INFORMATION SUPPLIED:

»»

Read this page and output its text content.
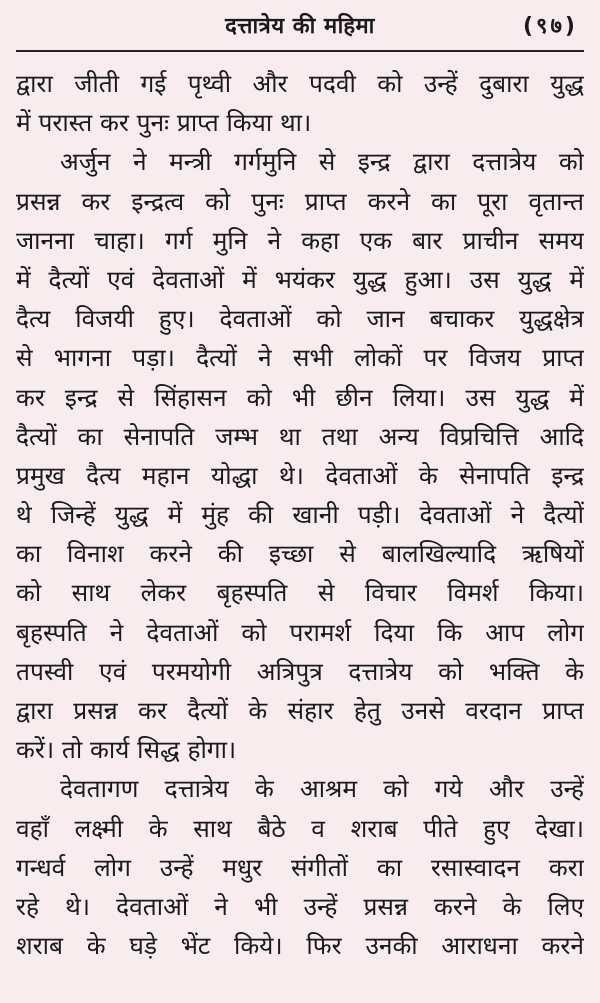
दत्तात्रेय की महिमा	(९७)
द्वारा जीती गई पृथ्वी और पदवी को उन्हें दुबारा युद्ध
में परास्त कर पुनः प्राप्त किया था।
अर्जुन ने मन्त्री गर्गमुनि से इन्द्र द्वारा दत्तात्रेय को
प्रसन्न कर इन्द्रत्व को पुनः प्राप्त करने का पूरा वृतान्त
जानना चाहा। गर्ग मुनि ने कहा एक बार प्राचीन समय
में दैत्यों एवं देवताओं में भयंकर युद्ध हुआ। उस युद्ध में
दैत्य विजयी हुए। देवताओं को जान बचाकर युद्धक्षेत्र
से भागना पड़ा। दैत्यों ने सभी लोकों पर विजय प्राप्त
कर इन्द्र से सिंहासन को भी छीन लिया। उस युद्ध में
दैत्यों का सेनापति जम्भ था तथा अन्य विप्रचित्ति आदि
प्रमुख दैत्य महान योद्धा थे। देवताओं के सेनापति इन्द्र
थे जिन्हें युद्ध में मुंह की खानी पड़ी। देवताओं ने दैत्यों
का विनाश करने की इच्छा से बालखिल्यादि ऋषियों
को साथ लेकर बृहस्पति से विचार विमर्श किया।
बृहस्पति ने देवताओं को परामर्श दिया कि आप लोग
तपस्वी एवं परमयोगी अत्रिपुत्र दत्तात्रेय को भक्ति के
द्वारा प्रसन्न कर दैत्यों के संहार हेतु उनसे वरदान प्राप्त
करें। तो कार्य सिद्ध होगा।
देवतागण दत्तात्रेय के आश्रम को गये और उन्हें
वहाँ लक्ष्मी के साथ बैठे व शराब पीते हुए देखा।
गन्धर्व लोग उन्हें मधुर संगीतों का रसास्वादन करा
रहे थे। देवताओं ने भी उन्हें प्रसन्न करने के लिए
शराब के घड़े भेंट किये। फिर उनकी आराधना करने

««
»»

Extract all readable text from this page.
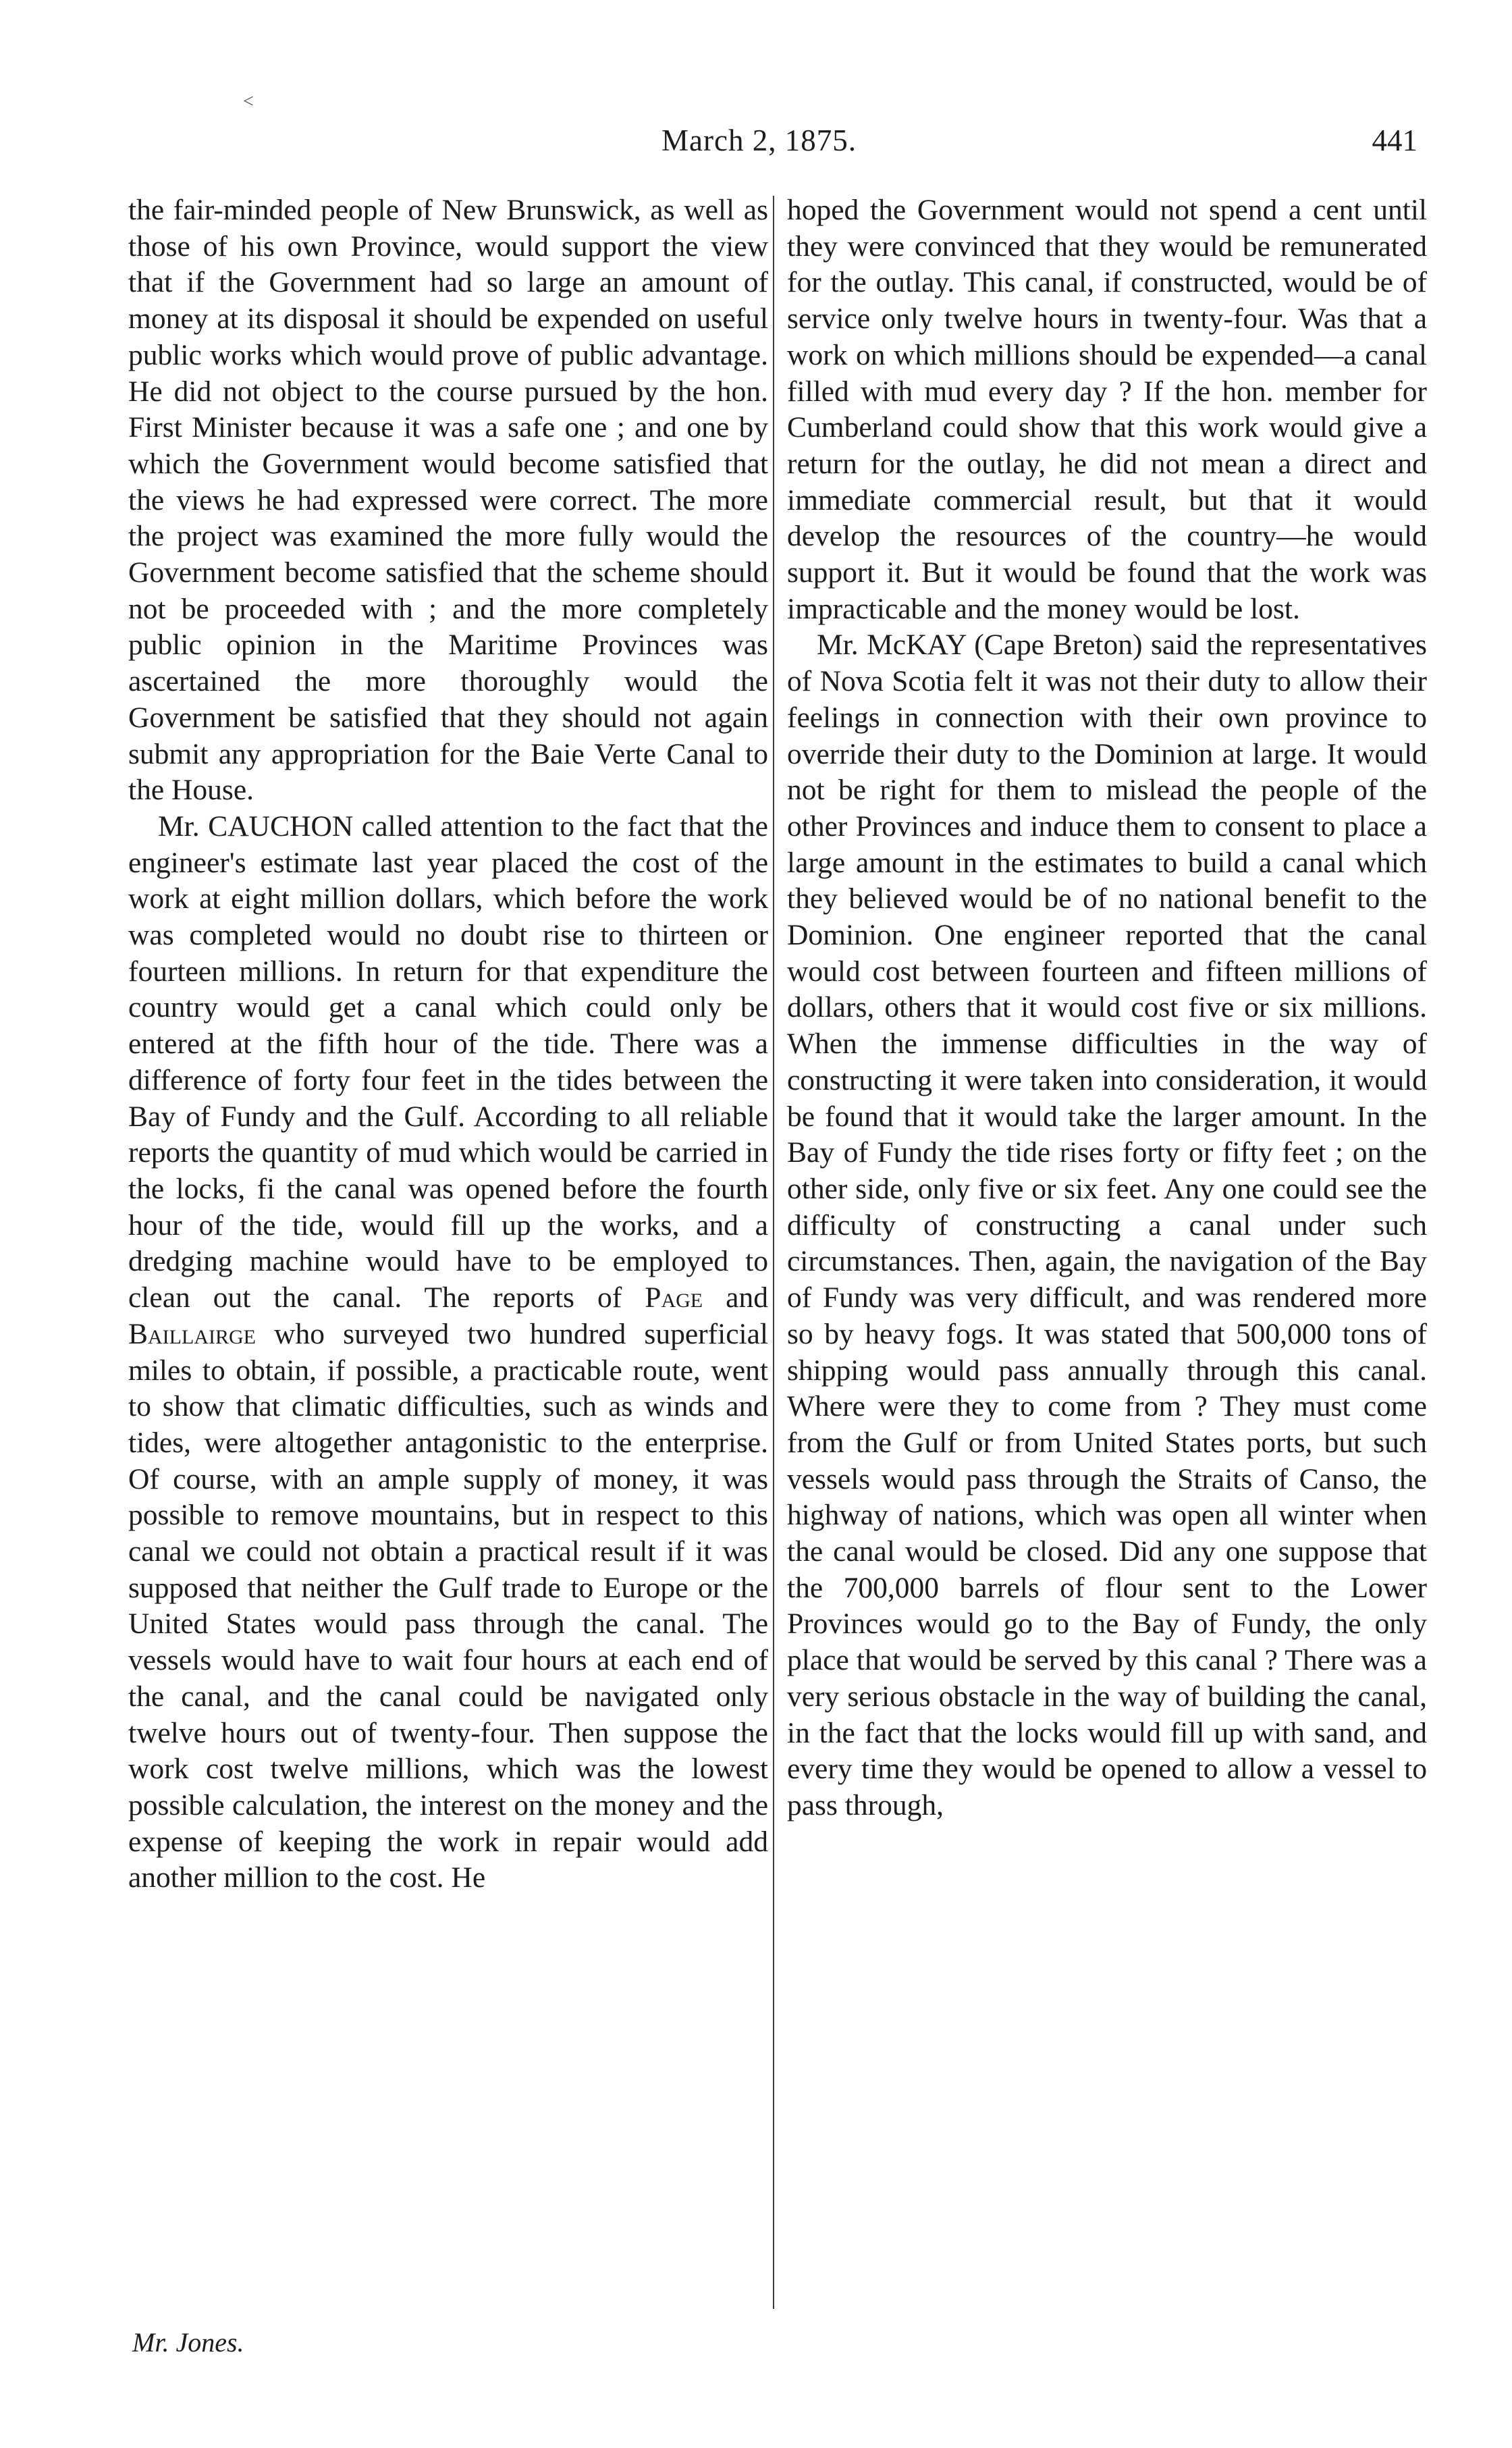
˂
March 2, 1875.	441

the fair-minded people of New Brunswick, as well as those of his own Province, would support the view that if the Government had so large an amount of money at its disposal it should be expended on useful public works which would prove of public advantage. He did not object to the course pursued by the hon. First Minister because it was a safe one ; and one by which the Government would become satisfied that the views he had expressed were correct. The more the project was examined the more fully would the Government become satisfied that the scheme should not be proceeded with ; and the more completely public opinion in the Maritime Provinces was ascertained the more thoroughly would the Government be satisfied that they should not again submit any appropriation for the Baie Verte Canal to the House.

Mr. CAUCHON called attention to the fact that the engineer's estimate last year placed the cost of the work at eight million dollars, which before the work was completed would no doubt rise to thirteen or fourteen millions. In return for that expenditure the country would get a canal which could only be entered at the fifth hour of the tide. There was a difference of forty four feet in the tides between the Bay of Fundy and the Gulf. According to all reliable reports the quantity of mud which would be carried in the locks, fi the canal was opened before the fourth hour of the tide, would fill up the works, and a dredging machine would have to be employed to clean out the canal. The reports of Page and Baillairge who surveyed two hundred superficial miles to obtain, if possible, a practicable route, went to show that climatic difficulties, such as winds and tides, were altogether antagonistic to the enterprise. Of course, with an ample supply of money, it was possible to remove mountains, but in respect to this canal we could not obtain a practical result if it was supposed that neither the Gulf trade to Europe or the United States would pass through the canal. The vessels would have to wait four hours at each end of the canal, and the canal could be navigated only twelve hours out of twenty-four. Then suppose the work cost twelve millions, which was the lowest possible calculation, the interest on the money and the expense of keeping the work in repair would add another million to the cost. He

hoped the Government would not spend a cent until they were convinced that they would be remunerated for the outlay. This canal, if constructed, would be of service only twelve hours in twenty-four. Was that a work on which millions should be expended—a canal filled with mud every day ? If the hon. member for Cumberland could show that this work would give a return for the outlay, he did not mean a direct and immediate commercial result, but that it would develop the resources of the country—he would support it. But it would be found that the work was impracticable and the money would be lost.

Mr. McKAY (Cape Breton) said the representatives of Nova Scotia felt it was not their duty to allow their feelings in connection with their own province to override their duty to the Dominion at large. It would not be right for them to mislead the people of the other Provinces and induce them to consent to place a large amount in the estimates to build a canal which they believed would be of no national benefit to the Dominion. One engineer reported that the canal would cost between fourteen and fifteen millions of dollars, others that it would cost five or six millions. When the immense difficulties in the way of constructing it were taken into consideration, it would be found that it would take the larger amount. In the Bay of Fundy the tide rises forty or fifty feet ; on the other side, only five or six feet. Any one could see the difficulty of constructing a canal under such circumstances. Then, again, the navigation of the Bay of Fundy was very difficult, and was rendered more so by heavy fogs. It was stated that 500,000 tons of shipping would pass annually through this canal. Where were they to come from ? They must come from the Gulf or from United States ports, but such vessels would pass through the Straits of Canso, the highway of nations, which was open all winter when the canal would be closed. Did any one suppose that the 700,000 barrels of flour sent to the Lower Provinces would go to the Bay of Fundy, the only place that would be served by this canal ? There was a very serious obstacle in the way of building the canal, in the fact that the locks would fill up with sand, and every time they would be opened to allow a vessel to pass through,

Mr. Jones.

««

SET TASK: Report each line of the material above where the word "text" appears.

TASK SOLUTION:
Read this page and output its text content.
Extract all readable text from this page.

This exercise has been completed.